### Problem details:
Only a number is wanted: how many lines in these records contain the word "Pengembangan"?

### Data listing:

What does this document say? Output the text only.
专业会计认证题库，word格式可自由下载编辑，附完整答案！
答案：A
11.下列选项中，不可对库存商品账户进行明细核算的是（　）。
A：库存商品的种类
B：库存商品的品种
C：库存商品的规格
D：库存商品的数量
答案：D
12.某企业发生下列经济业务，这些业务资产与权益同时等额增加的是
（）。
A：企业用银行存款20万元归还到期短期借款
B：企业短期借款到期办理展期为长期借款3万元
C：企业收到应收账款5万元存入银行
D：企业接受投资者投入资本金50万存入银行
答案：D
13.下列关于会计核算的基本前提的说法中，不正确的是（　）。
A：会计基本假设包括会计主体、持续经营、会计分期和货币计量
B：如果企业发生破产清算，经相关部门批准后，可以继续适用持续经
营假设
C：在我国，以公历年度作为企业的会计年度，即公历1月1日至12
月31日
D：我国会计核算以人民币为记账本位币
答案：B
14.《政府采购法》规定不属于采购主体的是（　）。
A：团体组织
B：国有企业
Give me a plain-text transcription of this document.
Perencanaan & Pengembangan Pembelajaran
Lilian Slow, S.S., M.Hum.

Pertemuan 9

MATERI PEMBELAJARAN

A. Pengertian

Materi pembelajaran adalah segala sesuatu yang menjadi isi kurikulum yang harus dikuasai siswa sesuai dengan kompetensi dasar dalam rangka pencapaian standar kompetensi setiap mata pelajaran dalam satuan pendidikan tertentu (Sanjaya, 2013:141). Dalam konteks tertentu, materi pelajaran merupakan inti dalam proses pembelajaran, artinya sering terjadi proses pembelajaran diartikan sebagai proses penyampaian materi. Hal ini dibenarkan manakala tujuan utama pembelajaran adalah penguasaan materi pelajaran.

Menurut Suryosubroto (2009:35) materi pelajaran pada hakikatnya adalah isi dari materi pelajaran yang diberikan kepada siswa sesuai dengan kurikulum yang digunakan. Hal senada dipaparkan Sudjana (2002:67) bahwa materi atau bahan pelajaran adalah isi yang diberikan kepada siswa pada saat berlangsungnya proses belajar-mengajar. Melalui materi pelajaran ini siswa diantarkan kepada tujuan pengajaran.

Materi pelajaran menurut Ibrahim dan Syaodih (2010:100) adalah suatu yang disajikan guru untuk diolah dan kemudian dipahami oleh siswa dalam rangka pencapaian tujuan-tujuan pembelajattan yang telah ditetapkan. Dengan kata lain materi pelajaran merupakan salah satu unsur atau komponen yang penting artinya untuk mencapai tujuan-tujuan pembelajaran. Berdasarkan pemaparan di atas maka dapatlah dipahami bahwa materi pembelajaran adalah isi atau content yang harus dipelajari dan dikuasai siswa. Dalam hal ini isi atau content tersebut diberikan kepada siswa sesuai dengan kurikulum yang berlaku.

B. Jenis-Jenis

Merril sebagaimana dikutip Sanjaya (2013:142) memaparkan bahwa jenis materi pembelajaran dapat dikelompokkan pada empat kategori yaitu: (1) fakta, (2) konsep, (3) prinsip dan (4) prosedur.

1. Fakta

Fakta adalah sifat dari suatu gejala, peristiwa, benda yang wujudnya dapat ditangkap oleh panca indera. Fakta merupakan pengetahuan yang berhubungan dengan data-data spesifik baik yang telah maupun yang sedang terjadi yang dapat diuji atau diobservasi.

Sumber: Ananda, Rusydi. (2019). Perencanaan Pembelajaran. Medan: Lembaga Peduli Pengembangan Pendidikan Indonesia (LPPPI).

==

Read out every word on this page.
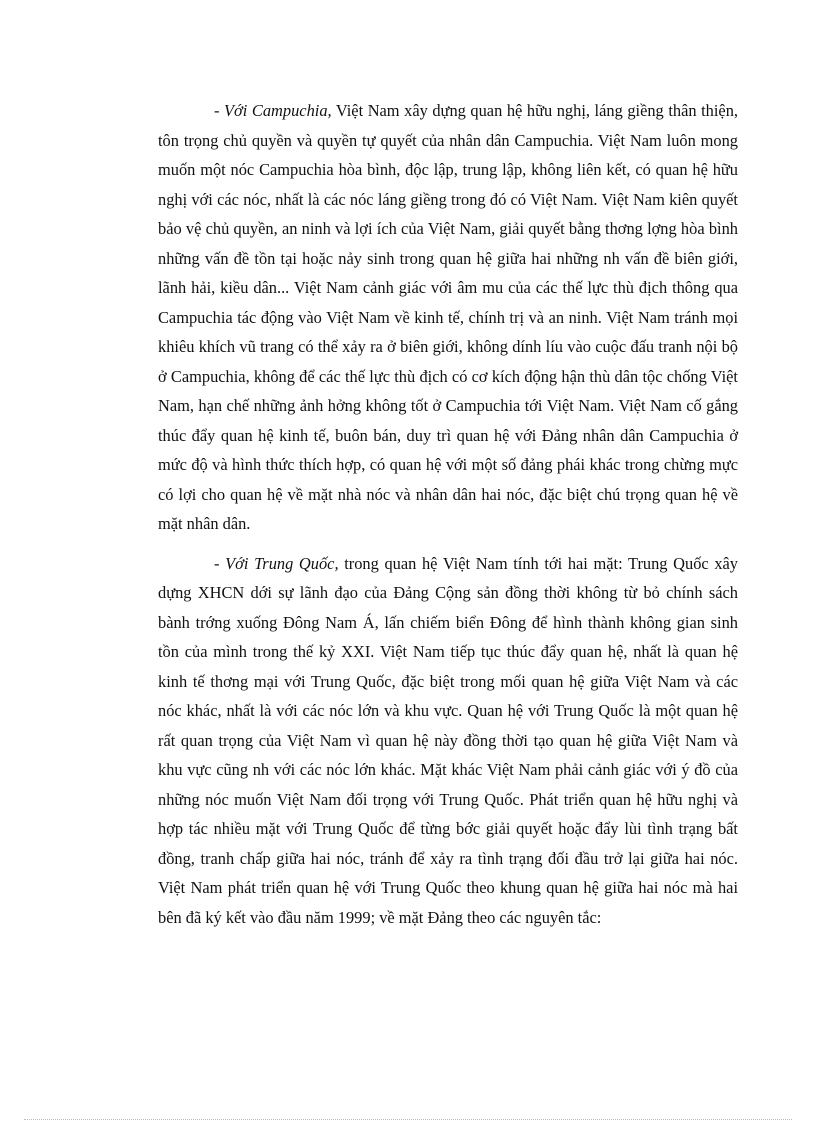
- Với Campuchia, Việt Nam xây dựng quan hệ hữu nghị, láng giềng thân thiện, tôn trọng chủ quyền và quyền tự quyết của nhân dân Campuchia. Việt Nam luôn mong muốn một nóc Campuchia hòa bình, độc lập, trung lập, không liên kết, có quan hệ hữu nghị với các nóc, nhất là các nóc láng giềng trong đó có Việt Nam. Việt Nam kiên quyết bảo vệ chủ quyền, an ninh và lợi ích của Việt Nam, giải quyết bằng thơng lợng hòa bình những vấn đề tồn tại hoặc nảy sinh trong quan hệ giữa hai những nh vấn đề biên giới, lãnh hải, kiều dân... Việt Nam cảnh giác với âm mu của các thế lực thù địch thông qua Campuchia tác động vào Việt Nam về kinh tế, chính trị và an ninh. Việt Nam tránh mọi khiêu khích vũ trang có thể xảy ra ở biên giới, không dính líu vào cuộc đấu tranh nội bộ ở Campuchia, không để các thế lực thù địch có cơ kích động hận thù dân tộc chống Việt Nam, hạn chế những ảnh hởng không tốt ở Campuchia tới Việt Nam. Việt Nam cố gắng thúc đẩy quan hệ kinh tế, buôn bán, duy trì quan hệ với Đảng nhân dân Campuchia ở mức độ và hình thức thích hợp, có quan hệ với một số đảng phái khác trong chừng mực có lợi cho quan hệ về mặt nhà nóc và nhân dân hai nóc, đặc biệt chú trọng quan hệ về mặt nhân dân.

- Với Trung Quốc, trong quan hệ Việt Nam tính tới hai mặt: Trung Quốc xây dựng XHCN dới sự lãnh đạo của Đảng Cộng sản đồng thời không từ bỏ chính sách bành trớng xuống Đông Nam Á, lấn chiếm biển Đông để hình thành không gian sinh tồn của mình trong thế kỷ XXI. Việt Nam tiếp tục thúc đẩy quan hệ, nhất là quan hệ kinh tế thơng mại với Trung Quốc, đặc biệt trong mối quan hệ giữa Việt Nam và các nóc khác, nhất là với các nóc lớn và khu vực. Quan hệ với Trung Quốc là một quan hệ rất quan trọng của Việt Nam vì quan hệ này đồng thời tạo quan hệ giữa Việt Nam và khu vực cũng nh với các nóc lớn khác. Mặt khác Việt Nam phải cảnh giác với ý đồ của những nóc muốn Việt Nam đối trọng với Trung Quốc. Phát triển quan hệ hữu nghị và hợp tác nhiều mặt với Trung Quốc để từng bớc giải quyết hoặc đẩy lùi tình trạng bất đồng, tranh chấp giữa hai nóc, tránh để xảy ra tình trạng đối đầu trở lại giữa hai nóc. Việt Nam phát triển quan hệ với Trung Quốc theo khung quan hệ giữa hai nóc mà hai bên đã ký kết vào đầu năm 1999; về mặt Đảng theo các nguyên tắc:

### Task output:
2